EXERCISE TASK:
Find each line containing the word "JSON" and report how many there are. Add nothing else.

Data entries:

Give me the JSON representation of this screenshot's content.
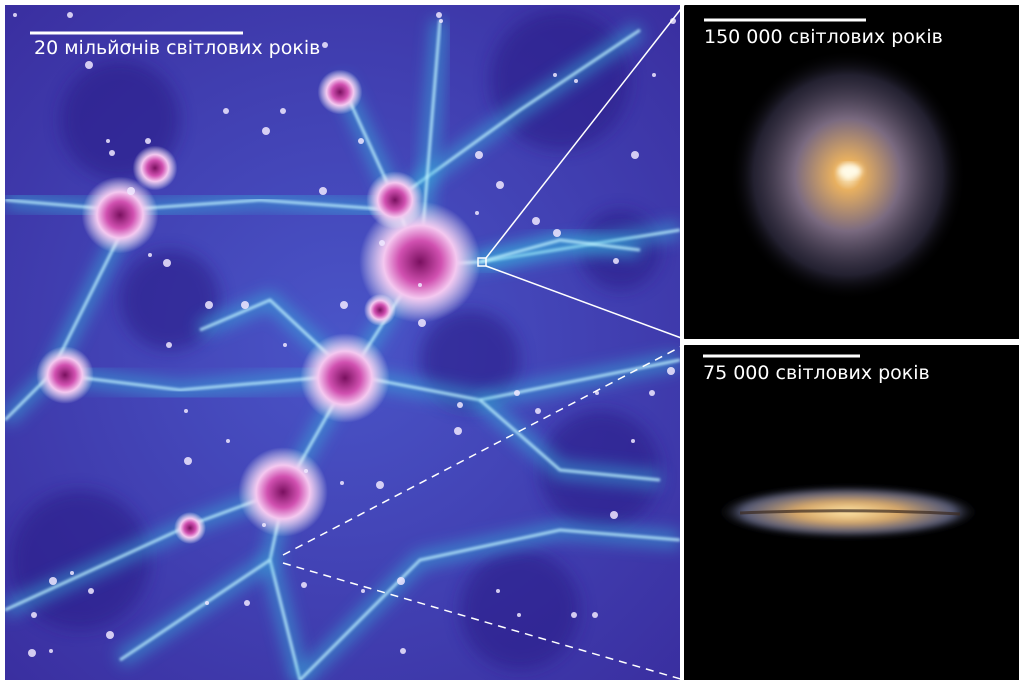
{
  "panels": {
    "cosmic_web": {
      "scale_label": "20 мільйонів світлових років"
    },
    "face_on": {
      "scale_label": "150 000 світлових років"
    },
    "edge_on": {
      "scale_label": "75 000 світлових років"
    }
  }
}
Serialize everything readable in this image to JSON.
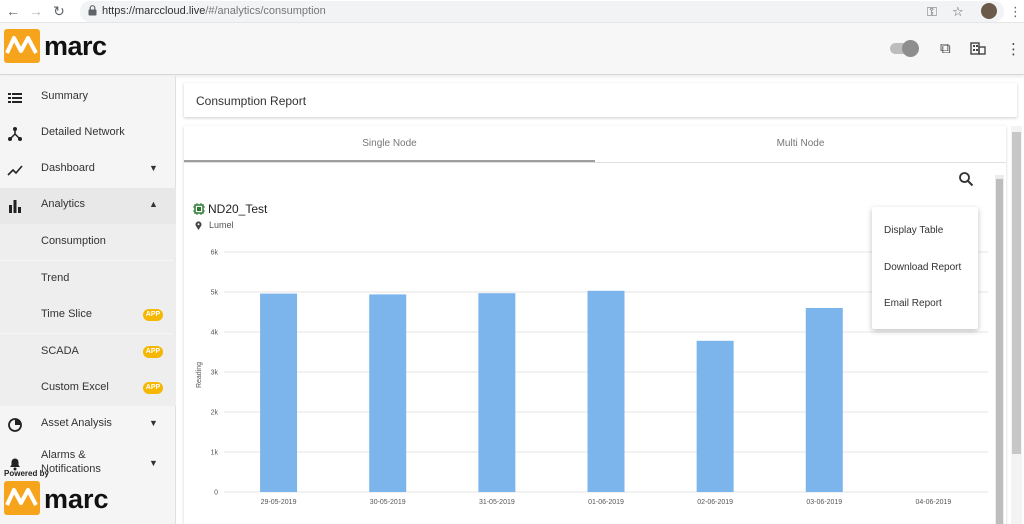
{
  "browser": {
    "url_host": "https://marccloud.live",
    "url_path": "/#/analytics/consumption"
  },
  "header": {
    "logo_text": "marc"
  },
  "sidebar": {
    "items": [
      {
        "label": "Summary",
        "icon": "list-icon"
      },
      {
        "label": "Detailed Network",
        "icon": "network-icon"
      },
      {
        "label": "Dashboard",
        "icon": "trending-icon"
      },
      {
        "label": "Analytics",
        "icon": "bar-chart-icon"
      }
    ],
    "sub_items": [
      {
        "label": "Consumption",
        "badge": ""
      },
      {
        "label": "Trend",
        "badge": ""
      },
      {
        "label": "Time Slice",
        "badge": "APP"
      },
      {
        "label": "SCADA",
        "badge": "APP"
      },
      {
        "label": "Custom Excel",
        "badge": "APP"
      }
    ],
    "lower_items": [
      {
        "label": "Asset Analysis",
        "icon": "pie-icon"
      },
      {
        "label": "Alarms &",
        "label2": "Notifications",
        "icon": "bell-icon"
      }
    ],
    "powered_by": "Powered by",
    "footer_logo_text": "marc"
  },
  "main": {
    "title": "Consumption Report",
    "tabs": [
      "Single Node",
      "Multi Node"
    ],
    "node_name": "ND20_Test",
    "node_location": "Lumel"
  },
  "menu": {
    "items": [
      "Display Table",
      "Download Report",
      "Email Report"
    ]
  },
  "colors": {
    "bar": "#7cb5ec",
    "accent": "#f5b700"
  },
  "chart_data": {
    "type": "bar",
    "categories": [
      "29-05-2019",
      "30-05-2019",
      "31-05-2019",
      "01-06-2019",
      "02-06-2019",
      "03-06-2019",
      "04-06-2019"
    ],
    "values": [
      4960,
      4940,
      4970,
      5030,
      3780,
      4600,
      0
    ],
    "ylabel": "Reading",
    "ylim": [
      0,
      6000
    ],
    "yticks": [
      "0",
      "1k",
      "2k",
      "3k",
      "4k",
      "5k",
      "6k"
    ],
    "grid": true
  }
}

THE RESPONSE:
2